**Information supplied:**
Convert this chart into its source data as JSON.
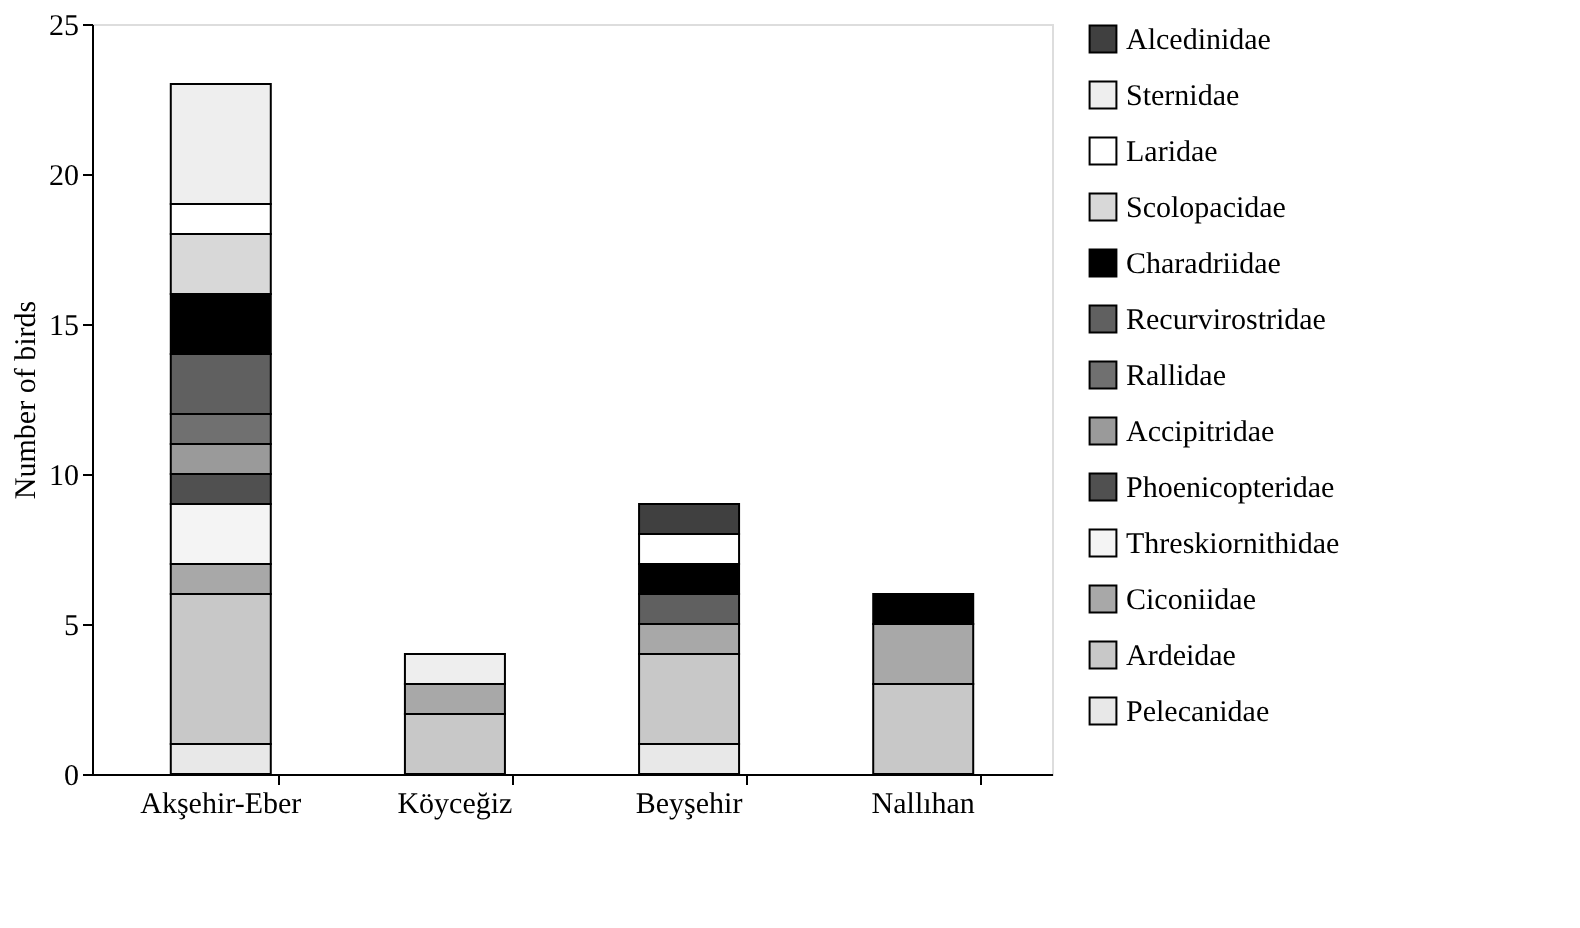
{
  "chart_data": {
    "type": "bar",
    "stacked": true,
    "ylabel": "Number of birds",
    "categories": [
      "Akşehir-Eber",
      "Köyceğiz",
      "Beyşehir",
      "Nallıhan"
    ],
    "ylim": [
      0,
      25
    ],
    "yticks": [
      0,
      5,
      10,
      15,
      20,
      25
    ],
    "grid": false,
    "legend": "right",
    "series": [
      {
        "name": "Pelecanidae",
        "color": "#e8e8e8",
        "values": [
          1,
          null,
          1,
          null
        ]
      },
      {
        "name": "Ardeidae",
        "color": "#c8c8c8",
        "values": [
          5,
          2,
          3,
          3
        ]
      },
      {
        "name": "Ciconiidae",
        "color": "#a8a8a8",
        "values": [
          1,
          1,
          1,
          2
        ]
      },
      {
        "name": "Threskiornithidae",
        "color": "#f4f4f4",
        "values": [
          2,
          null,
          null,
          null
        ]
      },
      {
        "name": "Phoenicopteridae",
        "color": "#505050",
        "values": [
          1,
          null,
          null,
          null
        ]
      },
      {
        "name": "Accipitridae",
        "color": "#9a9a9a",
        "values": [
          1,
          null,
          null,
          null
        ]
      },
      {
        "name": "Rallidae",
        "color": "#707070",
        "values": [
          1,
          null,
          null,
          null
        ]
      },
      {
        "name": "Recurvirostridae",
        "color": "#606060",
        "values": [
          2,
          null,
          1,
          null
        ]
      },
      {
        "name": "Charadriidae",
        "color": "#000000",
        "values": [
          2,
          null,
          1,
          1
        ]
      },
      {
        "name": "Scolopacidae",
        "color": "#d8d8d8",
        "values": [
          2,
          null,
          null,
          null
        ]
      },
      {
        "name": "Laridae",
        "color": "#ffffff",
        "values": [
          1,
          null,
          1,
          null
        ]
      },
      {
        "name": "Sternidae",
        "color": "#eeeeee",
        "values": [
          4,
          1,
          null,
          null
        ]
      },
      {
        "name": "Alcedinidae",
        "color": "#404040",
        "values": [
          null,
          null,
          1,
          null
        ]
      }
    ]
  }
}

**Task brief:**
Return the whole listing, word for word, and leave out every picture.

**Answer for this exercise:**
Convert this chart into its source data as JSON.
{
  "chart_data": {
    "type": "bar",
    "stacked": true,
    "ylabel": "Number of birds",
    "categories": [
      "Akşehir-Eber",
      "Köyceğiz",
      "Beyşehir",
      "Nallıhan"
    ],
    "ylim": [
      0,
      25
    ],
    "yticks": [
      0,
      5,
      10,
      15,
      20,
      25
    ],
    "grid": false,
    "legend": "right",
    "series": [
      {
        "name": "Pelecanidae",
        "color": "#e8e8e8",
        "values": [
          1,
          null,
          1,
          null
        ]
      },
      {
        "name": "Ardeidae",
        "color": "#c8c8c8",
        "values": [
          5,
          2,
          3,
          3
        ]
      },
      {
        "name": "Ciconiidae",
        "color": "#a8a8a8",
        "values": [
          1,
          1,
          1,
          2
        ]
      },
      {
        "name": "Threskiornithidae",
        "color": "#f4f4f4",
        "values": [
          2,
          null,
          null,
          null
        ]
      },
      {
        "name": "Phoenicopteridae",
        "color": "#505050",
        "values": [
          1,
          null,
          null,
          null
        ]
      },
      {
        "name": "Accipitridae",
        "color": "#9a9a9a",
        "values": [
          1,
          null,
          null,
          null
        ]
      },
      {
        "name": "Rallidae",
        "color": "#707070",
        "values": [
          1,
          null,
          null,
          null
        ]
      },
      {
        "name": "Recurvirostridae",
        "color": "#606060",
        "values": [
          2,
          null,
          1,
          null
        ]
      },
      {
        "name": "Charadriidae",
        "color": "#000000",
        "values": [
          2,
          null,
          1,
          1
        ]
      },
      {
        "name": "Scolopacidae",
        "color": "#d8d8d8",
        "values": [
          2,
          null,
          null,
          null
        ]
      },
      {
        "name": "Laridae",
        "color": "#ffffff",
        "values": [
          1,
          null,
          1,
          null
        ]
      },
      {
        "name": "Sternidae",
        "color": "#eeeeee",
        "values": [
          4,
          1,
          null,
          null
        ]
      },
      {
        "name": "Alcedinidae",
        "color": "#404040",
        "values": [
          null,
          null,
          1,
          null
        ]
      }
    ]
  }
}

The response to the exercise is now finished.